• [Instructions for the task] Your task is to quote the material that follows, in full and exactly.

(Saved entries)

--- --- ---

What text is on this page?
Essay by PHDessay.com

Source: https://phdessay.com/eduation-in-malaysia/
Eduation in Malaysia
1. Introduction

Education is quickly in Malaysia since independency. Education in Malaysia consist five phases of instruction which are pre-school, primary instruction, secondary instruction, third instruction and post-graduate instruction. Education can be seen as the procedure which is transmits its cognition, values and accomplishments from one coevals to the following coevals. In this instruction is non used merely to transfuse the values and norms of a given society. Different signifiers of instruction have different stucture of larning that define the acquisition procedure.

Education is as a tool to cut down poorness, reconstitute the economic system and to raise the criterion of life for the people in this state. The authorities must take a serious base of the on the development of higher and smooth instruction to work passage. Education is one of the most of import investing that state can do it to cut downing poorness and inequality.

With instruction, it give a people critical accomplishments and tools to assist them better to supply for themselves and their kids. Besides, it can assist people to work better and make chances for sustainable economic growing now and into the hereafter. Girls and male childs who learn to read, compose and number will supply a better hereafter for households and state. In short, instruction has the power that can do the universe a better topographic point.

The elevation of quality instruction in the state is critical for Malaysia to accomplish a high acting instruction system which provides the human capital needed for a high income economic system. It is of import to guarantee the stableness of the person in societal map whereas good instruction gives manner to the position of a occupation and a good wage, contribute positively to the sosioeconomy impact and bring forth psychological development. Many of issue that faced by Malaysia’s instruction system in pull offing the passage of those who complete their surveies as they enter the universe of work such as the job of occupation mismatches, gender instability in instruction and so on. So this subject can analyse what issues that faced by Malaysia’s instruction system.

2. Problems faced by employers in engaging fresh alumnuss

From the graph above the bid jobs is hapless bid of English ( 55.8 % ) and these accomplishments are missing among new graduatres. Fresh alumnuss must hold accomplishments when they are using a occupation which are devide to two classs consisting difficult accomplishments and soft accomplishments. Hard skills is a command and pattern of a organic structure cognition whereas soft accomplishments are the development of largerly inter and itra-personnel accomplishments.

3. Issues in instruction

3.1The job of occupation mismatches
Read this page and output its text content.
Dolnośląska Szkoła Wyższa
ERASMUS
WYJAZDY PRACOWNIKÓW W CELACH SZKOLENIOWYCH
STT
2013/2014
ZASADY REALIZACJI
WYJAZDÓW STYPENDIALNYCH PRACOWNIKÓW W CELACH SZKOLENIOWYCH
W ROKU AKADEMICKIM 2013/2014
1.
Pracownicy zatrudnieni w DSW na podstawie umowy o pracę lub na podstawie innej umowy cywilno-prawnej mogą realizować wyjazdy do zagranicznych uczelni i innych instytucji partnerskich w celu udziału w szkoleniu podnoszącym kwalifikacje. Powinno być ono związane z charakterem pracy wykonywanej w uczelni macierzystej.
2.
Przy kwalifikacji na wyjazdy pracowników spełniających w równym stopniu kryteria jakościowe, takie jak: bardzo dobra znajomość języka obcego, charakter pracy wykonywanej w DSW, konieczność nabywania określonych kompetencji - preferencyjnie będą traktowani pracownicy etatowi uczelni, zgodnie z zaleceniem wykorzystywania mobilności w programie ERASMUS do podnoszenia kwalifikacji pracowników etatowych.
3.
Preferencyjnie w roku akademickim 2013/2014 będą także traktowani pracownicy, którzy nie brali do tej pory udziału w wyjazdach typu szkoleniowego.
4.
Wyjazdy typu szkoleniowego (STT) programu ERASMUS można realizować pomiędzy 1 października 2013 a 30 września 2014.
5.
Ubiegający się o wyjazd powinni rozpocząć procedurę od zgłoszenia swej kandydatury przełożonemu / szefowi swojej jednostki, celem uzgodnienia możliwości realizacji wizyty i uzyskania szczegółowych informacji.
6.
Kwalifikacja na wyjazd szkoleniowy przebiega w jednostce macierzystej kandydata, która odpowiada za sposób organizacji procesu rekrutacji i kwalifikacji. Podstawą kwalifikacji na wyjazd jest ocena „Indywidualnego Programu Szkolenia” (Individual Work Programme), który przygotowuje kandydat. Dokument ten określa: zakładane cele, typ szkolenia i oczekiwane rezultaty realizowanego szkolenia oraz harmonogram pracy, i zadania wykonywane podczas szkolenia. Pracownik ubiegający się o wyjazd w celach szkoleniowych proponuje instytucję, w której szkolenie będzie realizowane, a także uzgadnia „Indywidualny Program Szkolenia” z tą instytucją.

--- --- ---

• [Task response]
What text is on this page?
Essay by PHDessay.com

Source: https://phdessay.com/eduation-in-malaysia/
Eduation in Malaysia
1. Introduction

Education is quickly in Malaysia since independency. Education in Malaysia consist five phases of instruction which are pre-school, primary instruction, secondary instruction, third instruction and post-graduate instruction. Education can be seen as the procedure which is transmits its cognition, values and accomplishments from one coevals to the following coevals. In this instruction is non used merely to transfuse the values and norms of a given society. Different signifiers of instruction have different stucture of larning that define the acquisition procedure.

Education is as a tool to cut down poorness, reconstitute the economic system and to raise the criterion of life for the people in this state. The authorities must take a serious base of the on the development of higher and smooth instruction to work passage. Education is one of the most of import investing that state can do it to cut downing poorness and inequality.

With instruction, it give a people critical accomplishments and tools to assist them better to supply for themselves and their kids. Besides, it can assist people to work better and make chances for sustainable economic growing now and into the hereafter. Girls and male childs who learn to read, compose and number will supply a better hereafter for households and state. In short, instruction has the power that can do the universe a better topographic point.

The elevation of quality instruction in the state is critical for Malaysia to accomplish a high acting instruction system which provides the human capital needed for a high income economic system. It is of import to guarantee the stableness of the person in societal map whereas good instruction gives manner to the position of a occupation and a good wage, contribute positively to the sosioeconomy impact and bring forth psychological development. Many of issue that faced by Malaysia’s instruction system in pull offing the passage of those who complete their surveies as they enter the universe of work such as the job of occupation mismatches, gender instability in instruction and so on. So this subject can analyse what issues that faced by Malaysia’s instruction system.

2. Problems faced by employers in engaging fresh alumnuss

From the graph above the bid jobs is hapless bid of English ( 55.8 % ) and these accomplishments are missing among new graduatres. Fresh alumnuss must hold accomplishments when they are using a occupation which are devide to two classs consisting difficult accomplishments and soft accomplishments. Hard skills is a command and pattern of a organic structure cognition whereas soft accomplishments are the development of largerly inter and itra-personnel accomplishments.

3. Issues in instruction

3.1The job of occupation mismatches
Read this page and output its text content.
Dolnośląska Szkoła Wyższa
ERASMUS
WYJAZDY PRACOWNIKÓW W CELACH SZKOLENIOWYCH
STT
2013/2014
ZASADY REALIZACJI
WYJAZDÓW STYPENDIALNYCH PRACOWNIKÓW W CELACH SZKOLENIOWYCH
W ROKU AKADEMICKIM 2013/2014
1.
Pracownicy zatrudnieni w DSW na podstawie umowy o pracę lub na podstawie innej umowy cywilno-prawnej mogą realizować wyjazdy do zagranicznych uczelni i innych instytucji partnerskich w celu udziału w szkoleniu podnoszącym kwalifikacje. Powinno być ono związane z charakterem pracy wykonywanej w uczelni macierzystej.
2.
Przy kwalifikacji na wyjazdy pracowników spełniających w równym stopniu kryteria jakościowe, takie jak: bardzo dobra znajomość języka obcego, charakter pracy wykonywanej w DSW, konieczność nabywania określonych kompetencji - preferencyjnie będą traktowani pracownicy etatowi uczelni, zgodnie z zaleceniem wykorzystywania mobilności w programie ERASMUS do podnoszenia kwalifikacji pracowników etatowych.
3.
Preferencyjnie w roku akademickim 2013/2014 będą także traktowani pracownicy, którzy nie brali do tej pory udziału w wyjazdach typu szkoleniowego.
4.
Wyjazdy typu szkoleniowego (STT) programu ERASMUS można realizować pomiędzy 1 października 2013 a 30 września 2014.
5.
Ubiegający się o wyjazd powinni rozpocząć procedurę od zgłoszenia swej kandydatury przełożonemu / szefowi swojej jednostki, celem uzgodnienia możliwości realizacji wizyty i uzyskania szczegółowych informacji.
6.
Kwalifikacja na wyjazd szkoleniowy przebiega w jednostce macierzystej kandydata, która odpowiada za sposób organizacji procesu rekrutacji i kwalifikacji. Podstawą kwalifikacji na wyjazd jest ocena „Indywidualnego Programu Szkolenia” (Individual Work Programme), który przygotowuje kandydat. Dokument ten określa: zakładane cele, typ szkolenia i oczekiwane rezultaty realizowanego szkolenia oraz harmonogram pracy, i zadania wykonywane podczas szkolenia. Pracownik ubiegający się o wyjazd w celach szkoleniowych proponuje instytucję, w której szkolenie będzie realizowane, a także uzgadnia „Indywidualny Program Szkolenia” z tą instytucją.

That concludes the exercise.